# TASK PROMPT
Extract all lines that hold the string "коробку".

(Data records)
^^^^^^^^^^^^^^^^
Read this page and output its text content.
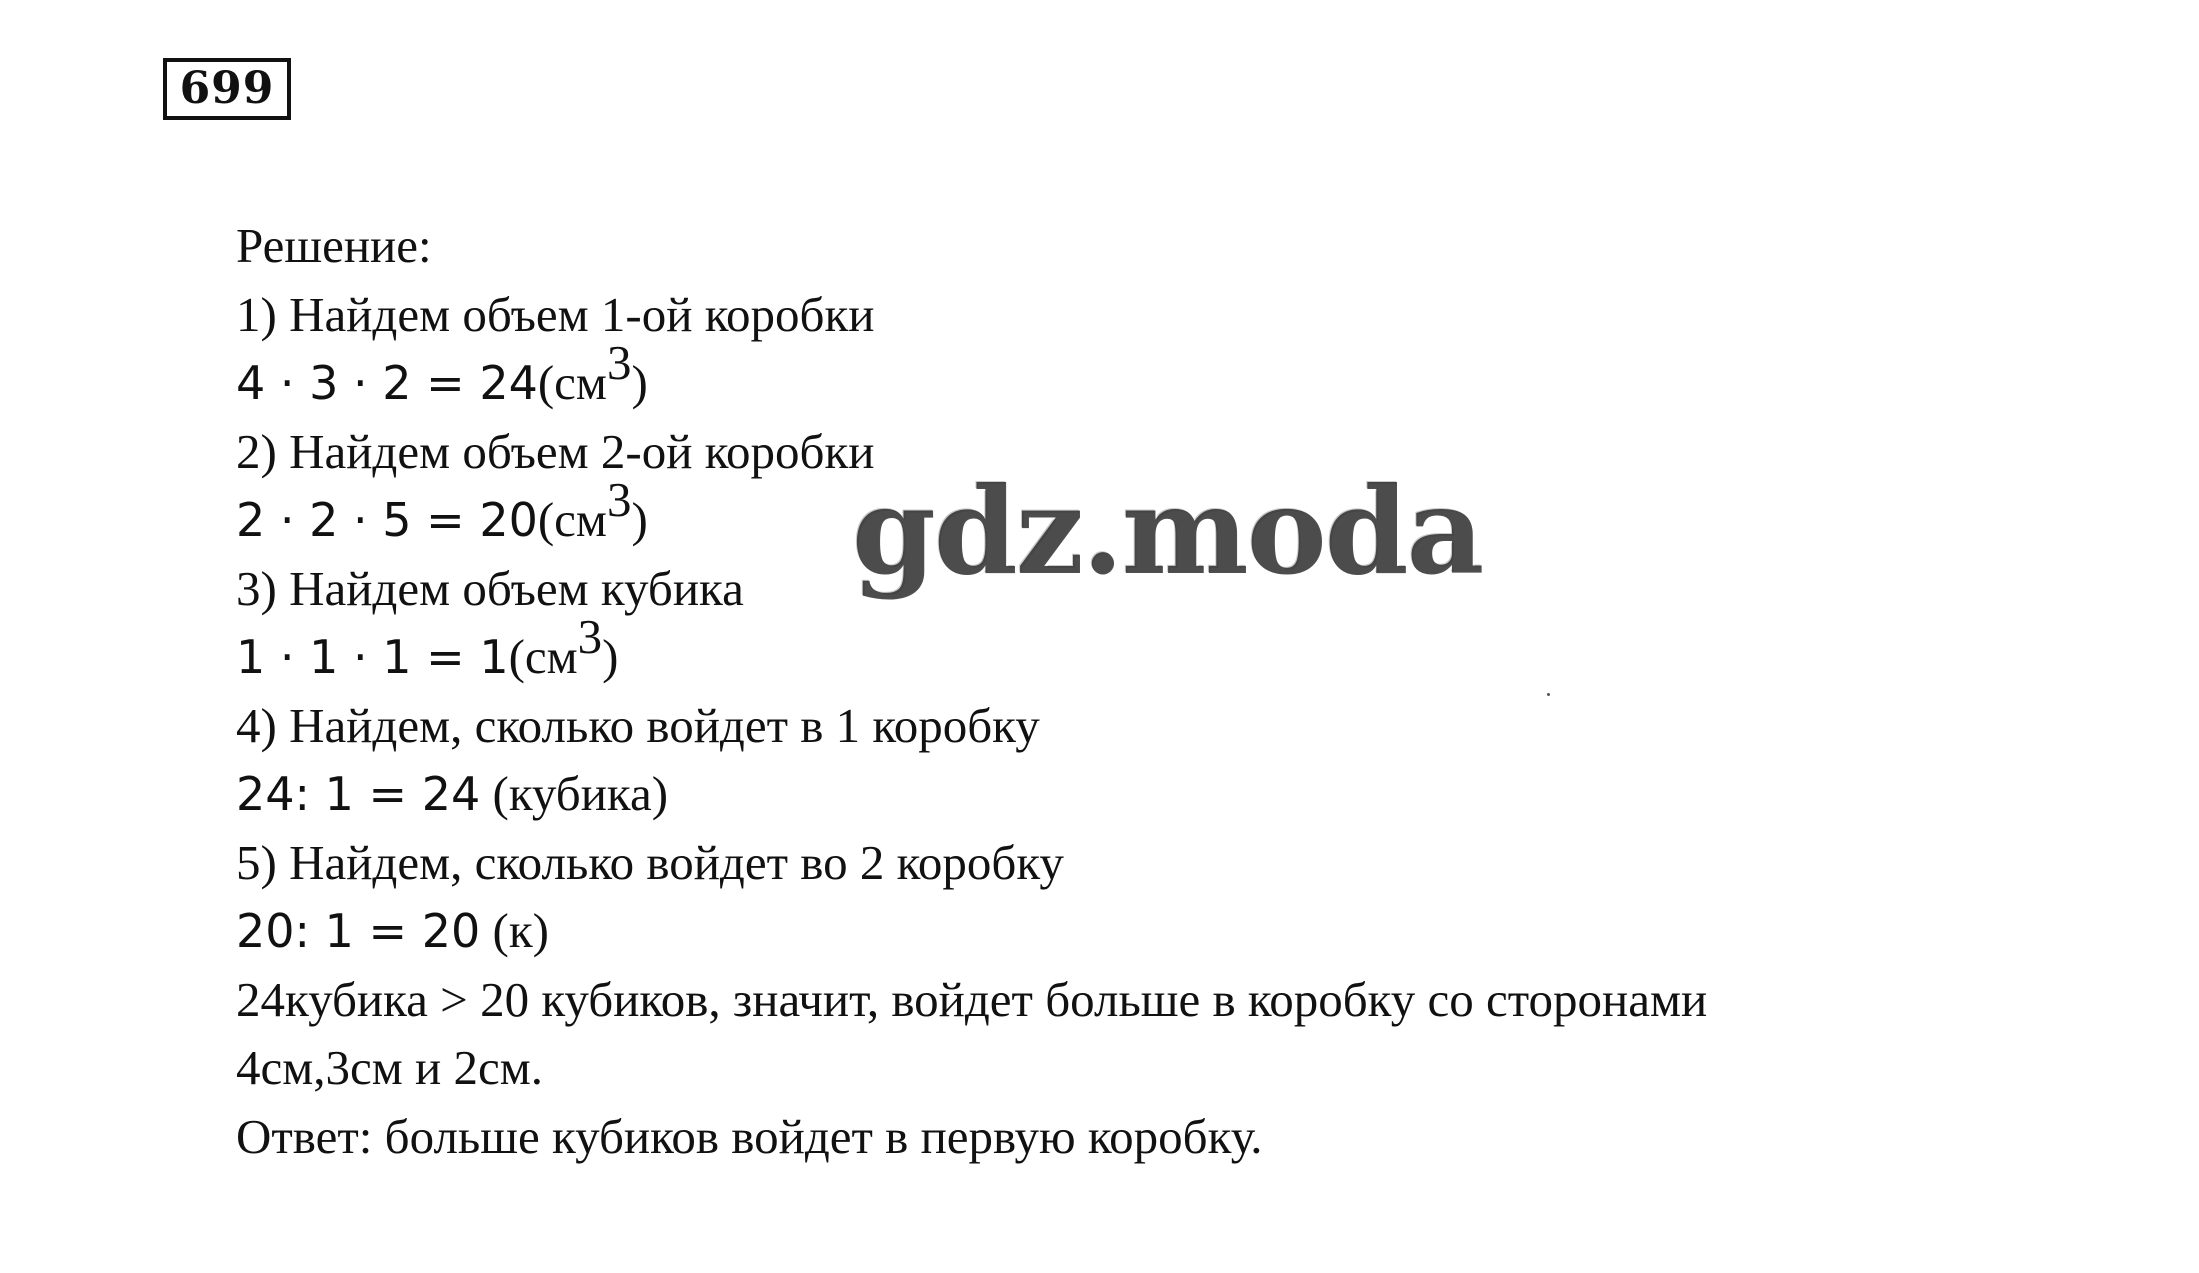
699
Решение:
1) Найдем объем 1-ой коробки
$4 \cdot 3 \cdot 2 = 24(см^3)$
2) Найдем объем 2-ой коробки
$2 \cdot 2 \cdot 5 = 20(см^3)$
3) Найдем объем кубика
$1 \cdot 1 \cdot 1 = 1(см^3)$
4) Найдем, сколько войдет в 1 коробку
24: 1 = 24 (кубика)
5) Найдем, сколько войдет во 2 коробку
20: 1 = 20 (к)
24кубика > 20 кубиков, значит, войдет больше в коробку со сторонами
4см,3см и 2см.
Ответ: больше кубиков войдет в первую коробку.
gdz.moda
^^^^^^^^^^^^^^^^
# RIGHT ANSWER
4) Найдем, сколько войдет в 1 коробку
5) Найдем, сколько войдет во 2 коробку
24кубика > 20 кубиков, значит, войдет больше в коробку со сторонами
Ответ: больше кубиков войдет в первую коробку.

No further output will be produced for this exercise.